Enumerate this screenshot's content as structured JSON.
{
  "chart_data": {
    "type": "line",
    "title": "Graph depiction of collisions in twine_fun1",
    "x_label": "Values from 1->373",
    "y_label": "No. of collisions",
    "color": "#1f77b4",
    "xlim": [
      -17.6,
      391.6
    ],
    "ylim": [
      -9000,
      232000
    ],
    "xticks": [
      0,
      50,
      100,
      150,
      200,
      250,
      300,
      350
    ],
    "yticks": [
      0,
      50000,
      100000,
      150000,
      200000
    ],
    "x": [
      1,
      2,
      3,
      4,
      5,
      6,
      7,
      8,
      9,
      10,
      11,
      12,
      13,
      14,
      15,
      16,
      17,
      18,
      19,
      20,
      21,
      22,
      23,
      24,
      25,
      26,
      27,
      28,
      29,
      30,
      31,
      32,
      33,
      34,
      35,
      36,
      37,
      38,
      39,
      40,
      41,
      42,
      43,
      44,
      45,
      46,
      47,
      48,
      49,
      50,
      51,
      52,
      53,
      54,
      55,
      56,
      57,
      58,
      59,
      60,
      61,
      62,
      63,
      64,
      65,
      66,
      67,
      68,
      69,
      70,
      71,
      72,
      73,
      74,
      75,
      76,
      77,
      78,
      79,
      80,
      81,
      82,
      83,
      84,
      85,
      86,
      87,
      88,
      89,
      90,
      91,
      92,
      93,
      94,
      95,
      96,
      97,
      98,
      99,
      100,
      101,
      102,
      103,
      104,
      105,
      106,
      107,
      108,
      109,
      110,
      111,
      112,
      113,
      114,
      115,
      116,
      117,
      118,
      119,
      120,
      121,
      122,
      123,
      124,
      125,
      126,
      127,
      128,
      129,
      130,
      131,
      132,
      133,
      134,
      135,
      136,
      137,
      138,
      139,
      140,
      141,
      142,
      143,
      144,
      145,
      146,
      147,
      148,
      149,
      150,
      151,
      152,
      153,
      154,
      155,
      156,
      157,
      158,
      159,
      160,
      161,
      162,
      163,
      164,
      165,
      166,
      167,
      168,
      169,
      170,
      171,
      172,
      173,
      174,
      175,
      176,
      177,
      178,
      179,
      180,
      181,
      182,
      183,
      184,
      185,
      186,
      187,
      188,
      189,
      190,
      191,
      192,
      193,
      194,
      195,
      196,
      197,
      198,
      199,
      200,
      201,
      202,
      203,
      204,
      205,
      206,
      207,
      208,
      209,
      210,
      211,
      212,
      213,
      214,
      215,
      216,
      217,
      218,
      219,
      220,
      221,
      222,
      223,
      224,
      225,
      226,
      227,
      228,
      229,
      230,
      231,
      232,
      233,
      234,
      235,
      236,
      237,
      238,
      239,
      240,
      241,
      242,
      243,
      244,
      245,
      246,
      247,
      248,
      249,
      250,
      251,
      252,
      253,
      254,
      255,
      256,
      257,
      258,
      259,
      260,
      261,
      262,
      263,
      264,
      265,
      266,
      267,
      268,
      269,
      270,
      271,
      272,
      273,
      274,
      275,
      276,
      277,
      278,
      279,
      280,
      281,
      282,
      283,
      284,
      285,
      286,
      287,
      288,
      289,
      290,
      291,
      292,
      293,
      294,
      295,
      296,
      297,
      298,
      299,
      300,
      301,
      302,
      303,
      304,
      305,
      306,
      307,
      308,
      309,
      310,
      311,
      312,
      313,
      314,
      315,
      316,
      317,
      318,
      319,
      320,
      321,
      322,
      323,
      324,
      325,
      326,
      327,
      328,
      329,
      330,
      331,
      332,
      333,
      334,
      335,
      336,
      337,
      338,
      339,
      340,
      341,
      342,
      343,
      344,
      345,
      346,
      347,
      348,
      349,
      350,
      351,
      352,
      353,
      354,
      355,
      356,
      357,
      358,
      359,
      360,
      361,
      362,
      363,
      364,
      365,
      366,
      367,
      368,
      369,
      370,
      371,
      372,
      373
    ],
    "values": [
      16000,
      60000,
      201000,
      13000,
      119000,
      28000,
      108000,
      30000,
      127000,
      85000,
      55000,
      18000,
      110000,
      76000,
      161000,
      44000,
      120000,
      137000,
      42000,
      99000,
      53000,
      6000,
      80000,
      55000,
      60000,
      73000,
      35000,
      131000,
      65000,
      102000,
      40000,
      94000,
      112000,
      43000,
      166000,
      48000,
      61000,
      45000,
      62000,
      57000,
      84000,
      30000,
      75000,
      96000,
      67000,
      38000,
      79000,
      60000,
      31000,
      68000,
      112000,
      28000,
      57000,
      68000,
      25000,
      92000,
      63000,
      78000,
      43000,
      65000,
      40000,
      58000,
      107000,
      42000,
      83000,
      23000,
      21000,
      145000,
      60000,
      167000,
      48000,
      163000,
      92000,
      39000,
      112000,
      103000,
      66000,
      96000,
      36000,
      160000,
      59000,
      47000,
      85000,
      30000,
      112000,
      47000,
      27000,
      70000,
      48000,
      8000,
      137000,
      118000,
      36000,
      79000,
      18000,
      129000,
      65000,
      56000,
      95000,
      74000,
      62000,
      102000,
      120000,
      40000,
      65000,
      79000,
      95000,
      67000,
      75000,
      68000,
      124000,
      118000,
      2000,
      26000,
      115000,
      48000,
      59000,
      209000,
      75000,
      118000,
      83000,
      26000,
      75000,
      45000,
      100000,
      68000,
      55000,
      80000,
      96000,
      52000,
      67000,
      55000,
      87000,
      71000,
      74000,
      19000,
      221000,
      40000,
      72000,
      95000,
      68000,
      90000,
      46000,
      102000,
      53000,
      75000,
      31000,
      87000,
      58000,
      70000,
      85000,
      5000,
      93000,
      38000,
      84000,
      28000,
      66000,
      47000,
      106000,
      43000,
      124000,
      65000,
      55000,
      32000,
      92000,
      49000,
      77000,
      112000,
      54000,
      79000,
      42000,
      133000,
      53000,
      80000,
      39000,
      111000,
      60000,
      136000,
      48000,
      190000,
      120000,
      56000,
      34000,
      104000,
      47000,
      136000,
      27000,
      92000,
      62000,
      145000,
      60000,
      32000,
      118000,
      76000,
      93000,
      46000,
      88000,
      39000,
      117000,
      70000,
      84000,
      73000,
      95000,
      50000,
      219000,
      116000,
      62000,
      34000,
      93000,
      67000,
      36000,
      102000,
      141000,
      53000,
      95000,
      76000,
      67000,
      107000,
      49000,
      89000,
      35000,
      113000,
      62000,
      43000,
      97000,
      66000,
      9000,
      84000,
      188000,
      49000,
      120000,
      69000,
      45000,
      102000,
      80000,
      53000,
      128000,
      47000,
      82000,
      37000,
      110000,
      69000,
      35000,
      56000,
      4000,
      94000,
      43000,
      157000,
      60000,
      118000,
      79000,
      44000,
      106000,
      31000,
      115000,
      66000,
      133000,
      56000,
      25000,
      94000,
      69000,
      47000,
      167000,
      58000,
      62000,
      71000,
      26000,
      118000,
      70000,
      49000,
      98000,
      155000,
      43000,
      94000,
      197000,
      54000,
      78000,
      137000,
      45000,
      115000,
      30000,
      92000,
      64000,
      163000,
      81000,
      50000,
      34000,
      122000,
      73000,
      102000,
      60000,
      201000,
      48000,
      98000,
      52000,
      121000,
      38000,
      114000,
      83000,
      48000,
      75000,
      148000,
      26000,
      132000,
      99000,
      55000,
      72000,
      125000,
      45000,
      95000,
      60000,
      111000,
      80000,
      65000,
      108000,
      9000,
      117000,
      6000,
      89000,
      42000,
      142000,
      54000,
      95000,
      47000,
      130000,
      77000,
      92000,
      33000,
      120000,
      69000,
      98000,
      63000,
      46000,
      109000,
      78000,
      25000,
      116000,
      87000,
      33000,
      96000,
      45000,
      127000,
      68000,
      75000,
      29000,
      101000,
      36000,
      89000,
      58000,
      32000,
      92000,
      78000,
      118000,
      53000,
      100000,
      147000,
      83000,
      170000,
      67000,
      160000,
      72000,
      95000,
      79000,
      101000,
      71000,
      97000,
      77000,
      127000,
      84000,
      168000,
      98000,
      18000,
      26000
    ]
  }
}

□ □ □ □

**GIVEN TASK:** Only a number is wanted: how many lines of the data above contain "collisions"?

**OUTPUT OF THE TASK:** 2